EXERCISE INSTRUCTIONS: Scan the data below and pick out the lines containing the word "name".

WORKING DATA:

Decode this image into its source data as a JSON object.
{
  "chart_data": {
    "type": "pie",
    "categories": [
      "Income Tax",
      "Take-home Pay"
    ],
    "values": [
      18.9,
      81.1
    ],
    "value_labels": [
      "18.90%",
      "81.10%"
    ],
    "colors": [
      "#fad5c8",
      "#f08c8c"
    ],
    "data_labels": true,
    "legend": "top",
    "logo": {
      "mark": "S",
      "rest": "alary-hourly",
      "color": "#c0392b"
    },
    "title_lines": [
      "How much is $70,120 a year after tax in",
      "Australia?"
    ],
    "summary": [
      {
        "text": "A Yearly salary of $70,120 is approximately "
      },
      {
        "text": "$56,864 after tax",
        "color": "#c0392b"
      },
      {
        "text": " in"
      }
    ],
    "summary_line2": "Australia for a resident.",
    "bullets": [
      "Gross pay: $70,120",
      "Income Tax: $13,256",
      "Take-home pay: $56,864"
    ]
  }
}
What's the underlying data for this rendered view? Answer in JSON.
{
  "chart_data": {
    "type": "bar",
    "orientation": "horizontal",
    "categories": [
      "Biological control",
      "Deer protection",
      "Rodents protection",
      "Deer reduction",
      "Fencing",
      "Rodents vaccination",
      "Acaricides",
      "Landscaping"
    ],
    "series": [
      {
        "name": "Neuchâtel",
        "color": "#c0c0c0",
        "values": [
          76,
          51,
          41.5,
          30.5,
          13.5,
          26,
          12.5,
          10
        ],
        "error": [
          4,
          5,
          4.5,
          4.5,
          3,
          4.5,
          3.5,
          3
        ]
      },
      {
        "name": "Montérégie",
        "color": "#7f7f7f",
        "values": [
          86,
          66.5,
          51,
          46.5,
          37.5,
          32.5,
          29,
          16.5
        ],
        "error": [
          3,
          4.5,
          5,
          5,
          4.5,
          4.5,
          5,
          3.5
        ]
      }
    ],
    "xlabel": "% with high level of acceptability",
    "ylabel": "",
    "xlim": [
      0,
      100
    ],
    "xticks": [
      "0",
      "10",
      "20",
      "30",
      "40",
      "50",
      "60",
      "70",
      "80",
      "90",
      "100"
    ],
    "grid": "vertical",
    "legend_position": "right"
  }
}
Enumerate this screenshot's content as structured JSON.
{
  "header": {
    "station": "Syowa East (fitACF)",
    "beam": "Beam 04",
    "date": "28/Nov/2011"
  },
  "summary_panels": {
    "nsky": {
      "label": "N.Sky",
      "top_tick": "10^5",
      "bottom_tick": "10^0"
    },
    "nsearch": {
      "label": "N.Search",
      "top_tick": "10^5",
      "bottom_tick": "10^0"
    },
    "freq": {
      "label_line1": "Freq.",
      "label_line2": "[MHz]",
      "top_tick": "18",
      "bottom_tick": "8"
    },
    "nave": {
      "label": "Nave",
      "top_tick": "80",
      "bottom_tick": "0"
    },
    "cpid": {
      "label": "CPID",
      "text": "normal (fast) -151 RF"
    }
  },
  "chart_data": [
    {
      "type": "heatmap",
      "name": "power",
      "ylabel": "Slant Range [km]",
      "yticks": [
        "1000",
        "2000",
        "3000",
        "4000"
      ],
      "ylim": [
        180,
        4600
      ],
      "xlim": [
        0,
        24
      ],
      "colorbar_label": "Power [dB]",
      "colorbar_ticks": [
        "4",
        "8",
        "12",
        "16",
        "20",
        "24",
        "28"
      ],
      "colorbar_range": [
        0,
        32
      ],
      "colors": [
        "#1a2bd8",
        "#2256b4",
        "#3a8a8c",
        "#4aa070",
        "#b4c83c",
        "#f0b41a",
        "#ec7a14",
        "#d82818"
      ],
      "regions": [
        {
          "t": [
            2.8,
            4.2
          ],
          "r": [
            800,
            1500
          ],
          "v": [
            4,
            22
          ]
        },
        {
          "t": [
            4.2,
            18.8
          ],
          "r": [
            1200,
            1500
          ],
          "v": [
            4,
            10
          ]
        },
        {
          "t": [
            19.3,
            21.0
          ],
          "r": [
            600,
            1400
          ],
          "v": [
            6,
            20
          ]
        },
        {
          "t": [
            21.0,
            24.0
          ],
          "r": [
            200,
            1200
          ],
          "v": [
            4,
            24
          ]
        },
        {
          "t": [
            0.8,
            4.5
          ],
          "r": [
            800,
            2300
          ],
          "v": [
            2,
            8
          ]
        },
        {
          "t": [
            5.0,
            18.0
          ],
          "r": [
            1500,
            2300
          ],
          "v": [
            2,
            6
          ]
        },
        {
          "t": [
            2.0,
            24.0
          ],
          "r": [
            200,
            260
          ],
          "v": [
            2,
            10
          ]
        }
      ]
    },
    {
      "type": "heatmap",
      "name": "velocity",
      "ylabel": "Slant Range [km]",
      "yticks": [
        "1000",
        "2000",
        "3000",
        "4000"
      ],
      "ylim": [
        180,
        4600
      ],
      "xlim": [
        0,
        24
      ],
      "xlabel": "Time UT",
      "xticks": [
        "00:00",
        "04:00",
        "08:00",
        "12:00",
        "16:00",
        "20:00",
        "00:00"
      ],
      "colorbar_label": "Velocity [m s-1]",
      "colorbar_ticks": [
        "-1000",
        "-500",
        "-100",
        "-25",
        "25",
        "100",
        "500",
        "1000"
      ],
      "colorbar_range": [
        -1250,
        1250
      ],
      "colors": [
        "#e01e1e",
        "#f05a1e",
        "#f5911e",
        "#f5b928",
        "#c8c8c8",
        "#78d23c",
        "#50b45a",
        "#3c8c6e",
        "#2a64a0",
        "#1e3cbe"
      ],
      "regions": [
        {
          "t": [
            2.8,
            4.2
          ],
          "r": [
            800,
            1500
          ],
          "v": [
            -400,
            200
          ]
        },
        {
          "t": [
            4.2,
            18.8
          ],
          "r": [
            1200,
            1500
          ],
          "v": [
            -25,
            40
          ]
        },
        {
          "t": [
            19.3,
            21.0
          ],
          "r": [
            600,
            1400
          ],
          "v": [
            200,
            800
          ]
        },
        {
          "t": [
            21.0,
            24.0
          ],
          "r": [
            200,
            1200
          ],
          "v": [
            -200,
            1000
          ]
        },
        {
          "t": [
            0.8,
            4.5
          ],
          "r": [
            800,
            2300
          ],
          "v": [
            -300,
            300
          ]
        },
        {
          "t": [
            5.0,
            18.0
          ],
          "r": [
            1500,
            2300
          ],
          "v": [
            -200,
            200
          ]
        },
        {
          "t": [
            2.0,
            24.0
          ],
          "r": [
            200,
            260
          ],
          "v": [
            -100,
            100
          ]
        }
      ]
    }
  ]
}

EXPECTED OUTPUT:
        "name": "Neuchâtel",
        "name": "Montérégie",
      "name": "power",
      "name": "velocity",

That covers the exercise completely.